■ Given records
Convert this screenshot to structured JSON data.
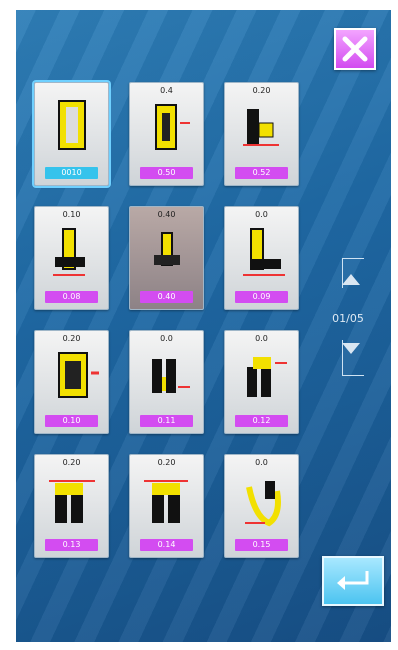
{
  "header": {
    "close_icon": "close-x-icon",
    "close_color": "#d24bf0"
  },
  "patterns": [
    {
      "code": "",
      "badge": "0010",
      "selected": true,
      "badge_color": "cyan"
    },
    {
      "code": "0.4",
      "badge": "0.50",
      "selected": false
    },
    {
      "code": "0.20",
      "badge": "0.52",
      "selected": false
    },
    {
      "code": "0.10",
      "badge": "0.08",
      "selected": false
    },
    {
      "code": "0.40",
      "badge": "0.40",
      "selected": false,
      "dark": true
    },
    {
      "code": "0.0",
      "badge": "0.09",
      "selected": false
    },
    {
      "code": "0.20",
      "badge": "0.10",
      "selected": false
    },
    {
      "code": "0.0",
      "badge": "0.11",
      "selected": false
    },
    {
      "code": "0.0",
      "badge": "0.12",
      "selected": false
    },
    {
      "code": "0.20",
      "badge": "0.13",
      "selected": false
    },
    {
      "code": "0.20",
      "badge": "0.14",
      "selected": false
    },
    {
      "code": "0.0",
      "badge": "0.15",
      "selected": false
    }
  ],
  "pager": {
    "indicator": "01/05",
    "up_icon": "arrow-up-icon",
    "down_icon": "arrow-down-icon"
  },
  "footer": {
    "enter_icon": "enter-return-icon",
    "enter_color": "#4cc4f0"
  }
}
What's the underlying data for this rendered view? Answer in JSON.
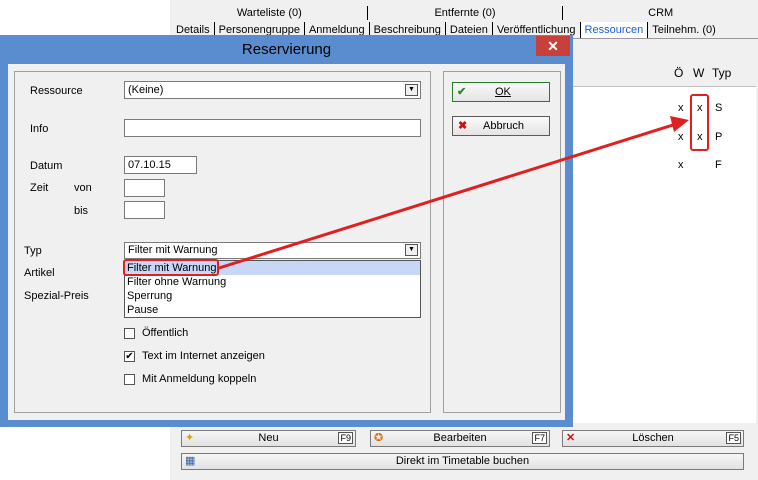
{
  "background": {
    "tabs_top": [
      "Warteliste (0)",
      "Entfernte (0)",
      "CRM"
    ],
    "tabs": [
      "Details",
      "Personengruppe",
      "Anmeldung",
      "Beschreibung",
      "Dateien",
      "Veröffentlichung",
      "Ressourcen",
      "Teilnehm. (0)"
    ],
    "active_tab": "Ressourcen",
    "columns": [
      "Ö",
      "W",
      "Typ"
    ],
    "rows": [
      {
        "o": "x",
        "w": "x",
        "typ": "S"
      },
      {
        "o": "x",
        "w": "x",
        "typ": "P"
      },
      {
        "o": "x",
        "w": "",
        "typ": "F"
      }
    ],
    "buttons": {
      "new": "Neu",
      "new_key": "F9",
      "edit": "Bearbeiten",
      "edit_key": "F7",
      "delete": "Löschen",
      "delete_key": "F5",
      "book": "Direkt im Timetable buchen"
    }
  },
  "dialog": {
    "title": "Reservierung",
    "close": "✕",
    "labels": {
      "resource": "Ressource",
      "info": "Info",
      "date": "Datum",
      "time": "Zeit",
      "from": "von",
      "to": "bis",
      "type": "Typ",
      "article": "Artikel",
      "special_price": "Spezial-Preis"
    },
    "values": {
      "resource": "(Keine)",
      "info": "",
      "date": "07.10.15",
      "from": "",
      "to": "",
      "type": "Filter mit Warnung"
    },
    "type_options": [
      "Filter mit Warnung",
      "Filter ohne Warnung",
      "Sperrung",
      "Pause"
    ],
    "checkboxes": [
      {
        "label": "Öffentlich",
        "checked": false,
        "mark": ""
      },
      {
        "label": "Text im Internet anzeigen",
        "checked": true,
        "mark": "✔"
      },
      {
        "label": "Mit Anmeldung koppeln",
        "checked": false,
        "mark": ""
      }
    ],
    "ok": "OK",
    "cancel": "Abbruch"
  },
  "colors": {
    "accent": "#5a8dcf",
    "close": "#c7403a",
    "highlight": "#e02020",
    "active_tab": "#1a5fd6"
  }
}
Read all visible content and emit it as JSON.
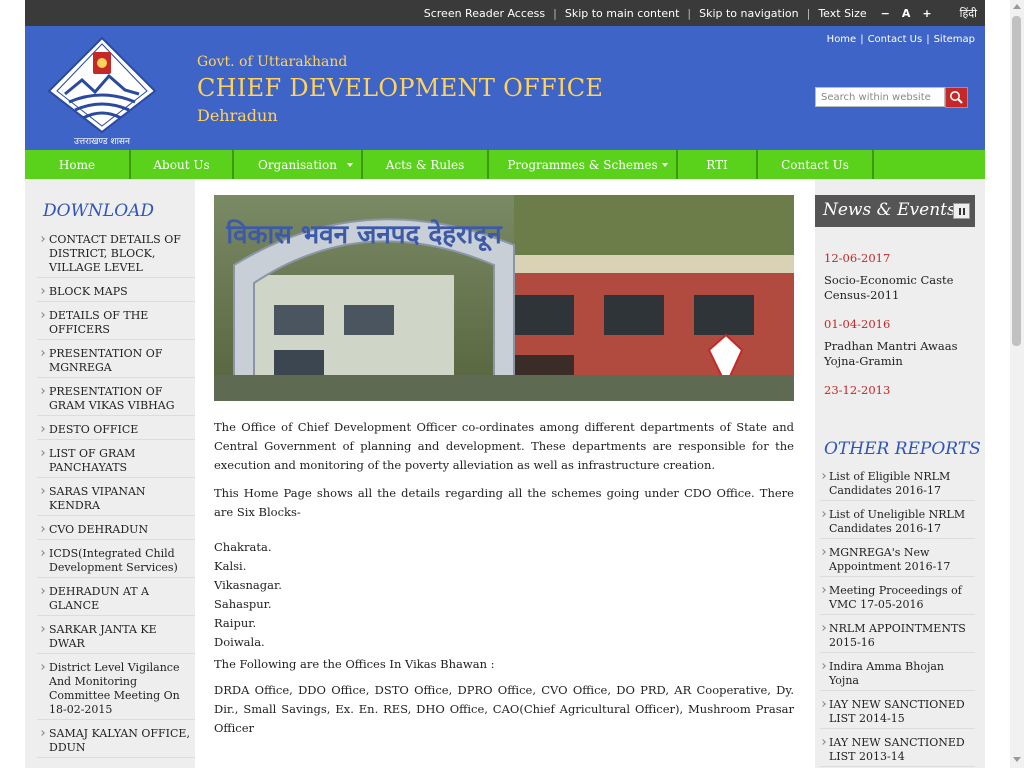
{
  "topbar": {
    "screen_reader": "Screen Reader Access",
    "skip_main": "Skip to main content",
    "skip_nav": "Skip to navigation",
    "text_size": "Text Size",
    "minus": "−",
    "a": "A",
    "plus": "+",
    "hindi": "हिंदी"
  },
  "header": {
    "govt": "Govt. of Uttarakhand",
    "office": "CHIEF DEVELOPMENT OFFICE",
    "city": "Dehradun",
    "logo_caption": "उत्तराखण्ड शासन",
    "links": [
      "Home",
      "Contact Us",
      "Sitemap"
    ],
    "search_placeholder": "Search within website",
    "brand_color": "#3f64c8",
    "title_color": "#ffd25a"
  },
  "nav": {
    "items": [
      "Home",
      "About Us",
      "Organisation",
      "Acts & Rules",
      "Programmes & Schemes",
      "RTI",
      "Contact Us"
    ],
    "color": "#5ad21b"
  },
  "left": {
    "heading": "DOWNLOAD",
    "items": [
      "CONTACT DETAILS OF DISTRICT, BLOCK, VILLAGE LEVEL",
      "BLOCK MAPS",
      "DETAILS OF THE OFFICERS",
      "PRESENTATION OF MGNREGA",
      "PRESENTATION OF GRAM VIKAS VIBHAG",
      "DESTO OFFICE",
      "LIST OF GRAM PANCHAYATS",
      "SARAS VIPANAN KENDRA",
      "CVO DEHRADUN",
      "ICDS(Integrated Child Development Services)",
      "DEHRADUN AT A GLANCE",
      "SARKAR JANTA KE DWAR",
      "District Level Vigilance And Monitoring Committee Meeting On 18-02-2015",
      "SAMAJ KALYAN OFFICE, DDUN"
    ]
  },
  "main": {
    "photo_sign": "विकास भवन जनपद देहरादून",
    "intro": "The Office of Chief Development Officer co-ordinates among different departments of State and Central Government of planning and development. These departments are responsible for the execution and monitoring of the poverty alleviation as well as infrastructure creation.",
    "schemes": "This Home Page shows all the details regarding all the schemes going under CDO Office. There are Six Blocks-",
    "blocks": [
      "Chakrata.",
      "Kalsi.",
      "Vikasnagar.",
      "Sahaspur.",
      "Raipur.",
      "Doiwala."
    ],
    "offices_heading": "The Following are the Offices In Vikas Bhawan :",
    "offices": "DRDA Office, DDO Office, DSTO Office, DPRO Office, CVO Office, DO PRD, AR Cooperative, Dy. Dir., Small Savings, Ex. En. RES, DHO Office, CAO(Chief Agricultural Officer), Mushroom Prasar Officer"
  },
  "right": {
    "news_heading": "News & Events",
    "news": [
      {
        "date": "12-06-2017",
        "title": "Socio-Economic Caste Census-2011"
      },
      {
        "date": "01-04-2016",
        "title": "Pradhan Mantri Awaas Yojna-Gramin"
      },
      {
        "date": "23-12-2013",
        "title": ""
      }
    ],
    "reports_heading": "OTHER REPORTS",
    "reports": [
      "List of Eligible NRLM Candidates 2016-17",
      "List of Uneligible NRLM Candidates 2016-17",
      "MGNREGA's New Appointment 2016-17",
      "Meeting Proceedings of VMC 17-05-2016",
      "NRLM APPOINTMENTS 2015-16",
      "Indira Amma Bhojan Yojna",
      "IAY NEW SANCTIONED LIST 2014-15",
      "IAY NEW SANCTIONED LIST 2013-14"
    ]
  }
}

■ Instructions for the task
The word "Warnung" appears in how many lines of the data? Answer with only the number.

■ Task answer
3